Keep only those lines of the records that include the string "icon".

■ ■ ■ ■ ■

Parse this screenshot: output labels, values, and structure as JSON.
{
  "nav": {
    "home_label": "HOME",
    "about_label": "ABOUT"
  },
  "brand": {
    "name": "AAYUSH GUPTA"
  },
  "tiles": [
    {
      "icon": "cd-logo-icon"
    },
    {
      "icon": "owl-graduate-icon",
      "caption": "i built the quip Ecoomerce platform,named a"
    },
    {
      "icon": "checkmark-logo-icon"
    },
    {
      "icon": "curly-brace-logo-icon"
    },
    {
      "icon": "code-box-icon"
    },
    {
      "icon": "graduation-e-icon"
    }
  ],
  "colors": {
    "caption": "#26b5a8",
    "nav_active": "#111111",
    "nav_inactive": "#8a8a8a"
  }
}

■ ■ ■ ■ ■

Task solution ▸
      "icon": "cd-logo-icon"
      "icon": "owl-graduate-icon",
      "icon": "checkmark-logo-icon"
      "icon": "curly-brace-logo-icon"
      "icon": "code-box-icon"
      "icon": "graduation-e-icon"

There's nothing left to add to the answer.